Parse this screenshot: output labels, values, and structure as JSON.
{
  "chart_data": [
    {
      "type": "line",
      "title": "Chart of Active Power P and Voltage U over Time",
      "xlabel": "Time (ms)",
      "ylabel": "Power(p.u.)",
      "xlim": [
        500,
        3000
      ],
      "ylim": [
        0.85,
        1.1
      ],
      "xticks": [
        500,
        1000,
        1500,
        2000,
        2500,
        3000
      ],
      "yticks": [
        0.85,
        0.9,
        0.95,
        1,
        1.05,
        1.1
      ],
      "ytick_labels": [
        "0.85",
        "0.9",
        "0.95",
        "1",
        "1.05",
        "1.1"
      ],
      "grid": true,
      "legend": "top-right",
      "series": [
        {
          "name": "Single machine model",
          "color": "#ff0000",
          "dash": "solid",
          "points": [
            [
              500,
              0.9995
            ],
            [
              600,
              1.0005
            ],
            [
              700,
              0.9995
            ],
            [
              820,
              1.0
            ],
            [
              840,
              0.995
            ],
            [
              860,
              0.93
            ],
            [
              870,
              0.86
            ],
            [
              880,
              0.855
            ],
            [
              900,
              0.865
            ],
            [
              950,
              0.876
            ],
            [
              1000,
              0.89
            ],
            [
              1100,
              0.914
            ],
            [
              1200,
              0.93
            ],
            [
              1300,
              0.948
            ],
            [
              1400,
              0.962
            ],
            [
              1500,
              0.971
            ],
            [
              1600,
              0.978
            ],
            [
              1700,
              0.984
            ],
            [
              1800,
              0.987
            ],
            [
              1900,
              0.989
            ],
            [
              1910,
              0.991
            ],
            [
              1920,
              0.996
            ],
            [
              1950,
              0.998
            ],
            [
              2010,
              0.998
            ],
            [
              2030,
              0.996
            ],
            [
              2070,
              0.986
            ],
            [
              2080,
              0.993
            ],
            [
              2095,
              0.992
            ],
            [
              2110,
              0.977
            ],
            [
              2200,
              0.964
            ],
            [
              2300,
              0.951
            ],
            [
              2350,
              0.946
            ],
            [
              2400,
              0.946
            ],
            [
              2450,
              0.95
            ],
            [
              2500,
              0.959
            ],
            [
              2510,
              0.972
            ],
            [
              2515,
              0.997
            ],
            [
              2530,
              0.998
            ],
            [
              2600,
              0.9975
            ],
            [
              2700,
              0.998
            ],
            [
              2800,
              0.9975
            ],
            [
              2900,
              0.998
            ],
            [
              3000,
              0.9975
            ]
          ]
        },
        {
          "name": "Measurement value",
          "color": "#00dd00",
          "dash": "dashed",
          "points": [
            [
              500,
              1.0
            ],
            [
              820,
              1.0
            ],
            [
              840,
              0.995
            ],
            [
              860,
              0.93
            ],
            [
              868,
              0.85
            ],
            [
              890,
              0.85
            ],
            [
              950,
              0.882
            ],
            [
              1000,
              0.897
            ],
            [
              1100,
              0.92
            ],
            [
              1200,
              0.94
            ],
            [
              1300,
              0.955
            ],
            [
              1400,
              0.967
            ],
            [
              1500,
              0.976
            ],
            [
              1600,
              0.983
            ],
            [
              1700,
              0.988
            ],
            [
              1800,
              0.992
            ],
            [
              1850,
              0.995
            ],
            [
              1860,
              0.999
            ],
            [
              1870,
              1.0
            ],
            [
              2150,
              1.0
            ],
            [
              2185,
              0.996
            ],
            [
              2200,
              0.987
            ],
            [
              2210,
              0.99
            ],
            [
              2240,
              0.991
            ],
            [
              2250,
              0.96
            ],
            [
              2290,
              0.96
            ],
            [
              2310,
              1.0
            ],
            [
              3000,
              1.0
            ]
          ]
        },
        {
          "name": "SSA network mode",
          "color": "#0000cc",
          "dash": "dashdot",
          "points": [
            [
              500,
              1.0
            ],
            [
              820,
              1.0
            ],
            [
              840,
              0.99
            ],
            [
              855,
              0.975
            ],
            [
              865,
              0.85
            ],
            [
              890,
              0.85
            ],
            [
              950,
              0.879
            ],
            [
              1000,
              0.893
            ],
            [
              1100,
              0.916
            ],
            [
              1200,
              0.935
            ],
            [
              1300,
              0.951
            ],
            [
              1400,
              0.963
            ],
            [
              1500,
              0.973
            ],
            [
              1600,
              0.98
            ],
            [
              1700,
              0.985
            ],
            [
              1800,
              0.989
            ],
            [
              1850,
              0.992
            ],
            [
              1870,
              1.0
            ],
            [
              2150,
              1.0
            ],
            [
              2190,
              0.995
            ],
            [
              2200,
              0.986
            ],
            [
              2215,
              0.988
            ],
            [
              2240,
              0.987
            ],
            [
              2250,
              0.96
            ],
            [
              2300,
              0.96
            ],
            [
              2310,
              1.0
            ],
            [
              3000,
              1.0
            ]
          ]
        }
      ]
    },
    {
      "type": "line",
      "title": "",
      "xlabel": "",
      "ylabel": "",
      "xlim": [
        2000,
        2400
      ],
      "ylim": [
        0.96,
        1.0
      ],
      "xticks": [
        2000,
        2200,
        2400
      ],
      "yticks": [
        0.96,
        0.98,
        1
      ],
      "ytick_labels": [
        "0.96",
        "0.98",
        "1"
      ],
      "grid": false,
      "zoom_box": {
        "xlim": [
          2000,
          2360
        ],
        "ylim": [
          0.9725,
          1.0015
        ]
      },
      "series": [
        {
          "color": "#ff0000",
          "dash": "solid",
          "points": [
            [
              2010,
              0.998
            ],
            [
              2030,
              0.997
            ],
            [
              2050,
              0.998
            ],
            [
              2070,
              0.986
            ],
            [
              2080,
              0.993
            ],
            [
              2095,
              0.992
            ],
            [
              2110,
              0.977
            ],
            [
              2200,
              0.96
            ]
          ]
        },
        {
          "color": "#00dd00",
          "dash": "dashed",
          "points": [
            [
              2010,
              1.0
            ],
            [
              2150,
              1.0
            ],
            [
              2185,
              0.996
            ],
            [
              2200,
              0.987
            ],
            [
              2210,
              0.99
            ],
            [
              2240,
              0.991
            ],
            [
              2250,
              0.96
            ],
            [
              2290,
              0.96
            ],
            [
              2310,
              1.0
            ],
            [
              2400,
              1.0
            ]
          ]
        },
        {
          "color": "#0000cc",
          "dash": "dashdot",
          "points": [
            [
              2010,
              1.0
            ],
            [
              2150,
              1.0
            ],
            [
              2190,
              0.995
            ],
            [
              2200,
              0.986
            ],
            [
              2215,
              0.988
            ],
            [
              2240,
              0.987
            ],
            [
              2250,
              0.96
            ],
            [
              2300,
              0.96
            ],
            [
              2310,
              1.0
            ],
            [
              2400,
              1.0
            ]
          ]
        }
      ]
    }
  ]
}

• • •

Description of the task – Restate every record exactly, leaving nothing out.

Reply to the task –
Parse this screenshot: output labels, values, and structure as JSON.
{
  "chart_data": [
    {
      "type": "line",
      "title": "Chart of Active Power P and Voltage U over Time",
      "xlabel": "Time (ms)",
      "ylabel": "Power(p.u.)",
      "xlim": [
        500,
        3000
      ],
      "ylim": [
        0.85,
        1.1
      ],
      "xticks": [
        500,
        1000,
        1500,
        2000,
        2500,
        3000
      ],
      "yticks": [
        0.85,
        0.9,
        0.95,
        1,
        1.05,
        1.1
      ],
      "ytick_labels": [
        "0.85",
        "0.9",
        "0.95",
        "1",
        "1.05",
        "1.1"
      ],
      "grid": true,
      "legend": "top-right",
      "series": [
        {
          "name": "Single machine model",
          "color": "#ff0000",
          "dash": "solid",
          "points": [
            [
              500,
              0.9995
            ],
            [
              600,
              1.0005
            ],
            [
              700,
              0.9995
            ],
            [
              820,
              1.0
            ],
            [
              840,
              0.995
            ],
            [
              860,
              0.93
            ],
            [
              870,
              0.86
            ],
            [
              880,
              0.855
            ],
            [
              900,
              0.865
            ],
            [
              950,
              0.876
            ],
            [
              1000,
              0.89
            ],
            [
              1100,
              0.914
            ],
            [
              1200,
              0.93
            ],
            [
              1300,
              0.948
            ],
            [
              1400,
              0.962
            ],
            [
              1500,
              0.971
            ],
            [
              1600,
              0.978
            ],
            [
              1700,
              0.984
            ],
            [
              1800,
              0.987
            ],
            [
              1900,
              0.989
            ],
            [
              1910,
              0.991
            ],
            [
              1920,
              0.996
            ],
            [
              1950,
              0.998
            ],
            [
              2010,
              0.998
            ],
            [
              2030,
              0.996
            ],
            [
              2070,
              0.986
            ],
            [
              2080,
              0.993
            ],
            [
              2095,
              0.992
            ],
            [
              2110,
              0.977
            ],
            [
              2200,
              0.964
            ],
            [
              2300,
              0.951
            ],
            [
              2350,
              0.946
            ],
            [
              2400,
              0.946
            ],
            [
              2450,
              0.95
            ],
            [
              2500,
              0.959
            ],
            [
              2510,
              0.972
            ],
            [
              2515,
              0.997
            ],
            [
              2530,
              0.998
            ],
            [
              2600,
              0.9975
            ],
            [
              2700,
              0.998
            ],
            [
              2800,
              0.9975
            ],
            [
              2900,
              0.998
            ],
            [
              3000,
              0.9975
            ]
          ]
        },
        {
          "name": "Measurement value",
          "color": "#00dd00",
          "dash": "dashed",
          "points": [
            [
              500,
              1.0
            ],
            [
              820,
              1.0
            ],
            [
              840,
              0.995
            ],
            [
              860,
              0.93
            ],
            [
              868,
              0.85
            ],
            [
              890,
              0.85
            ],
            [
              950,
              0.882
            ],
            [
              1000,
              0.897
            ],
            [
              1100,
              0.92
            ],
            [
              1200,
              0.94
            ],
            [
              1300,
              0.955
            ],
            [
              1400,
              0.967
            ],
            [
              1500,
              0.976
            ],
            [
              1600,
              0.983
            ],
            [
              1700,
              0.988
            ],
            [
              1800,
              0.992
            ],
            [
              1850,
              0.995
            ],
            [
              1860,
              0.999
            ],
            [
              1870,
              1.0
            ],
            [
              2150,
              1.0
            ],
            [
              2185,
              0.996
            ],
            [
              2200,
              0.987
            ],
            [
              2210,
              0.99
            ],
            [
              2240,
              0.991
            ],
            [
              2250,
              0.96
            ],
            [
              2290,
              0.96
            ],
            [
              2310,
              1.0
            ],
            [
              3000,
              1.0
            ]
          ]
        },
        {
          "name": "SSA network mode",
          "color": "#0000cc",
          "dash": "dashdot",
          "points": [
            [
              500,
              1.0
            ],
            [
              820,
              1.0
            ],
            [
              840,
              0.99
            ],
            [
              855,
              0.975
            ],
            [
              865,
              0.85
            ],
            [
              890,
              0.85
            ],
            [
              950,
              0.879
            ],
            [
              1000,
              0.893
            ],
            [
              1100,
              0.916
            ],
            [
              1200,
              0.935
            ],
            [
              1300,
              0.951
            ],
            [
              1400,
              0.963
            ],
            [
              1500,
              0.973
            ],
            [
              1600,
              0.98
            ],
            [
              1700,
              0.985
            ],
            [
              1800,
              0.989
            ],
            [
              1850,
              0.992
            ],
            [
              1870,
              1.0
            ],
            [
              2150,
              1.0
            ],
            [
              2190,
              0.995
            ],
            [
              2200,
              0.986
            ],
            [
              2215,
              0.988
            ],
            [
              2240,
              0.987
            ],
            [
              2250,
              0.96
            ],
            [
              2300,
              0.96
            ],
            [
              2310,
              1.0
            ],
            [
              3000,
              1.0
            ]
          ]
        }
      ]
    },
    {
      "type": "line",
      "title": "",
      "xlabel": "",
      "ylabel": "",
      "xlim": [
        2000,
        2400
      ],
      "ylim": [
        0.96,
        1.0
      ],
      "xticks": [
        2000,
        2200,
        2400
      ],
      "yticks": [
        0.96,
        0.98,
        1
      ],
      "ytick_labels": [
        "0.96",
        "0.98",
        "1"
      ],
      "grid": false,
      "zoom_box": {
        "xlim": [
          2000,
          2360
        ],
        "ylim": [
          0.9725,
          1.0015
        ]
      },
      "series": [
        {
          "color": "#ff0000",
          "dash": "solid",
          "points": [
            [
              2010,
              0.998
            ],
            [
              2030,
              0.997
            ],
            [
              2050,
              0.998
            ],
            [
              2070,
              0.986
            ],
            [
              2080,
              0.993
            ],
            [
              2095,
              0.992
            ],
            [
              2110,
              0.977
            ],
            [
              2200,
              0.96
            ]
          ]
        },
        {
          "color": "#00dd00",
          "dash": "dashed",
          "points": [
            [
              2010,
              1.0
            ],
            [
              2150,
              1.0
            ],
            [
              2185,
              0.996
            ],
            [
              2200,
              0.987
            ],
            [
              2210,
              0.99
            ],
            [
              2240,
              0.991
            ],
            [
              2250,
              0.96
            ],
            [
              2290,
              0.96
            ],
            [
              2310,
              1.0
            ],
            [
              2400,
              1.0
            ]
          ]
        },
        {
          "color": "#0000cc",
          "dash": "dashdot",
          "points": [
            [
              2010,
              1.0
            ],
            [
              2150,
              1.0
            ],
            [
              2190,
              0.995
            ],
            [
              2200,
              0.986
            ],
            [
              2215,
              0.988
            ],
            [
              2240,
              0.987
            ],
            [
              2250,
              0.96
            ],
            [
              2300,
              0.96
            ],
            [
              2310,
              1.0
            ],
            [
              2400,
              1.0
            ]
          ]
        }
      ]
    }
  ]
}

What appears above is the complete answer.